- **AIM**
All entries are to be given again verbatim.

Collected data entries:
_____

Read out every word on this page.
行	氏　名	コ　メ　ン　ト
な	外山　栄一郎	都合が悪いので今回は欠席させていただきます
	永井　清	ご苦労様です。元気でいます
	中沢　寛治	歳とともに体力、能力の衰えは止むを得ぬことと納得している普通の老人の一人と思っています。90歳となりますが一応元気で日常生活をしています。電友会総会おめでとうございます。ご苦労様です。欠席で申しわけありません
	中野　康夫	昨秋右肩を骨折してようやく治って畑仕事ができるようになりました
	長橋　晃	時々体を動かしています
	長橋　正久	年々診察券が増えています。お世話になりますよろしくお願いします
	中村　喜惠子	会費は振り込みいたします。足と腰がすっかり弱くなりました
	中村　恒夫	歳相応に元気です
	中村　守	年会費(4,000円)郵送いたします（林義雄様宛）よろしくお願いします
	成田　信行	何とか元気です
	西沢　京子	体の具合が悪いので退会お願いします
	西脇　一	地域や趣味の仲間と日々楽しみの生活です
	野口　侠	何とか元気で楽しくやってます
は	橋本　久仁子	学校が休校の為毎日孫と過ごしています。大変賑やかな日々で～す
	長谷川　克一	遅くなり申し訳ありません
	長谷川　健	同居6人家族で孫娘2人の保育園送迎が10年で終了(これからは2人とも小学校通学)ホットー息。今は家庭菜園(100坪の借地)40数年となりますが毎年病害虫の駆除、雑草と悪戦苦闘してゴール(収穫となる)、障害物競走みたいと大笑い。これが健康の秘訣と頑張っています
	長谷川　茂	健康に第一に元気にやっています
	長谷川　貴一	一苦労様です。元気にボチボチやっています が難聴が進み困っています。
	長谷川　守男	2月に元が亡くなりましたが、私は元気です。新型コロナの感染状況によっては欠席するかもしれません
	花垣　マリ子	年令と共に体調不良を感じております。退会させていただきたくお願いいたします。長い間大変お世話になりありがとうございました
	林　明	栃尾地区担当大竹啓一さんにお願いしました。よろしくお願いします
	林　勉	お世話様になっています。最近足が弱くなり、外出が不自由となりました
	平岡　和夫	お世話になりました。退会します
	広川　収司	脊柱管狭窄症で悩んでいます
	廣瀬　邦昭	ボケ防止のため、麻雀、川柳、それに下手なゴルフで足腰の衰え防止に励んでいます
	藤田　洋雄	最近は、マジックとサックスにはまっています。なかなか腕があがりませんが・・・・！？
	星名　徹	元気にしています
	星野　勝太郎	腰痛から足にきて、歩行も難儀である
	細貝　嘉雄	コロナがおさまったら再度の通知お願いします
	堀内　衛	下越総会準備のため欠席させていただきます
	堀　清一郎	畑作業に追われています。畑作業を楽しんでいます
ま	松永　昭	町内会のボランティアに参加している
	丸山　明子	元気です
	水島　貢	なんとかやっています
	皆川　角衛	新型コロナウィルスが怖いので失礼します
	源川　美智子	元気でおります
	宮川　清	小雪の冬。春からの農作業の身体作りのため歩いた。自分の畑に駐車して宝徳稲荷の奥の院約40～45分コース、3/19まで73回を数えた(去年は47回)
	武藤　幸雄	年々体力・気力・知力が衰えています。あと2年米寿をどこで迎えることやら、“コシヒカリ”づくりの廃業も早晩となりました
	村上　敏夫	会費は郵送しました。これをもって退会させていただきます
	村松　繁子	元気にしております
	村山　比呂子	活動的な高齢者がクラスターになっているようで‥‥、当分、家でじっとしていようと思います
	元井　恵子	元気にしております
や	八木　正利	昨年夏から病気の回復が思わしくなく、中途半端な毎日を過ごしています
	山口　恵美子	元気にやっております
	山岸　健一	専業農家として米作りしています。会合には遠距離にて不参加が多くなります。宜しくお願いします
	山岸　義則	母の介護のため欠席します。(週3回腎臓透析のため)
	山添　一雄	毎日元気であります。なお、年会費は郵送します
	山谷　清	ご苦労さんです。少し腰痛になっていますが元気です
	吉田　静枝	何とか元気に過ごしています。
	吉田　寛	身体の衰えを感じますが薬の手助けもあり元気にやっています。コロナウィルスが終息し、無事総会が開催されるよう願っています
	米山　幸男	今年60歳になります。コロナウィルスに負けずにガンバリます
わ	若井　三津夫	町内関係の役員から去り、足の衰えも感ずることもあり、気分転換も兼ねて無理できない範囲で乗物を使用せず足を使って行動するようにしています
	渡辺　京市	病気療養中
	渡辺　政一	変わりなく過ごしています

_____

- **TASK RESPONSE**
Read out every word on this page.
行	氏　名	コ　メ　ン　ト
な	外山　栄一郎	都合が悪いので今回は欠席させていただきます
	永井　清	ご苦労様です。元気でいます
	中沢　寛治	歳とともに体力、能力の衰えは止むを得ぬことと納得している普通の老人の一人と思っています。90歳となりますが一応元気で日常生活をしています。電友会総会おめでとうございます。ご苦労様です。欠席で申しわけありません
	中野　康夫	昨秋右肩を骨折してようやく治って畑仕事ができるようになりました
	長橋　晃	時々体を動かしています
	長橋　正久	年々診察券が増えています。お世話になりますよろしくお願いします
	中村　喜惠子	会費は振り込みいたします。足と腰がすっかり弱くなりました
	中村　恒夫	歳相応に元気です
	中村　守	年会費(4,000円)郵送いたします（林義雄様宛）よろしくお願いします
	成田　信行	何とか元気です
	西沢　京子	体の具合が悪いので退会お願いします
	西脇　一	地域や趣味の仲間と日々楽しみの生活です
	野口　侠	何とか元気で楽しくやってます
は	橋本　久仁子	学校が休校の為毎日孫と過ごしています。大変賑やかな日々で～す
	長谷川　克一	遅くなり申し訳ありません
	長谷川　健	同居6人家族で孫娘2人の保育園送迎が10年で終了(これからは2人とも小学校通学)ホットー息。今は家庭菜園(100坪の借地)40数年となりますが毎年病害虫の駆除、雑草と悪戦苦闘してゴール(収穫となる)、障害物競走みたいと大笑い。これが健康の秘訣と頑張っています
	長谷川　茂	健康に第一に元気にやっています
	長谷川　貴一	一苦労様です。元気にボチボチやっています が難聴が進み困っています。
	長谷川　守男	2月に元が亡くなりましたが、私は元気です。新型コロナの感染状況によっては欠席するかもしれません
	花垣　マリ子	年令と共に体調不良を感じております。退会させていただきたくお願いいたします。長い間大変お世話になりありがとうございました
	林　明	栃尾地区担当大竹啓一さんにお願いしました。よろしくお願いします
	林　勉	お世話様になっています。最近足が弱くなり、外出が不自由となりました
	平岡　和夫	お世話になりました。退会します
	広川　収司	脊柱管狭窄症で悩んでいます
	廣瀬　邦昭	ボケ防止のため、麻雀、川柳、それに下手なゴルフで足腰の衰え防止に励んでいます
	藤田　洋雄	最近は、マジックとサックスにはまっています。なかなか腕があがりませんが・・・・！？
	星名　徹	元気にしています
	星野　勝太郎	腰痛から足にきて、歩行も難儀である
	細貝　嘉雄	コロナがおさまったら再度の通知お願いします
	堀内　衛	下越総会準備のため欠席させていただきます
	堀　清一郎	畑作業に追われています。畑作業を楽しんでいます
ま	松永　昭	町内会のボランティアに参加している
	丸山　明子	元気です
	水島　貢	なんとかやっています
	皆川　角衛	新型コロナウィルスが怖いので失礼します
	源川　美智子	元気でおります
	宮川　清	小雪の冬。春からの農作業の身体作りのため歩いた。自分の畑に駐車して宝徳稲荷の奥の院約40～45分コース、3/19まで73回を数えた(去年は47回)
	武藤　幸雄	年々体力・気力・知力が衰えています。あと2年米寿をどこで迎えることやら、“コシヒカリ”づくりの廃業も早晩となりました
	村上　敏夫	会費は郵送しました。これをもって退会させていただきます
	村松　繁子	元気にしております
	村山　比呂子	活動的な高齢者がクラスターになっているようで‥‥、当分、家でじっとしていようと思います
	元井　恵子	元気にしております
や	八木　正利	昨年夏から病気の回復が思わしくなく、中途半端な毎日を過ごしています
	山口　恵美子	元気にやっております
	山岸　健一	専業農家として米作りしています。会合には遠距離にて不参加が多くなります。宜しくお願いします
	山岸　義則	母の介護のため欠席します。(週3回腎臓透析のため)
	山添　一雄	毎日元気であります。なお、年会費は郵送します
	山谷　清	ご苦労さんです。少し腰痛になっていますが元気です
	吉田　静枝	何とか元気に過ごしています。
	吉田　寛	身体の衰えを感じますが薬の手助けもあり元気にやっています。コロナウィルスが終息し、無事総会が開催されるよう願っています
	米山　幸男	今年60歳になります。コロナウィルスに負けずにガンバリます
わ	若井　三津夫	町内関係の役員から去り、足の衰えも感ずることもあり、気分転換も兼ねて無理できない範囲で乗物を使用せず足を使って行動するようにしています
	渡辺　京市	病気療養中
	渡辺　政一	変わりなく過ごしています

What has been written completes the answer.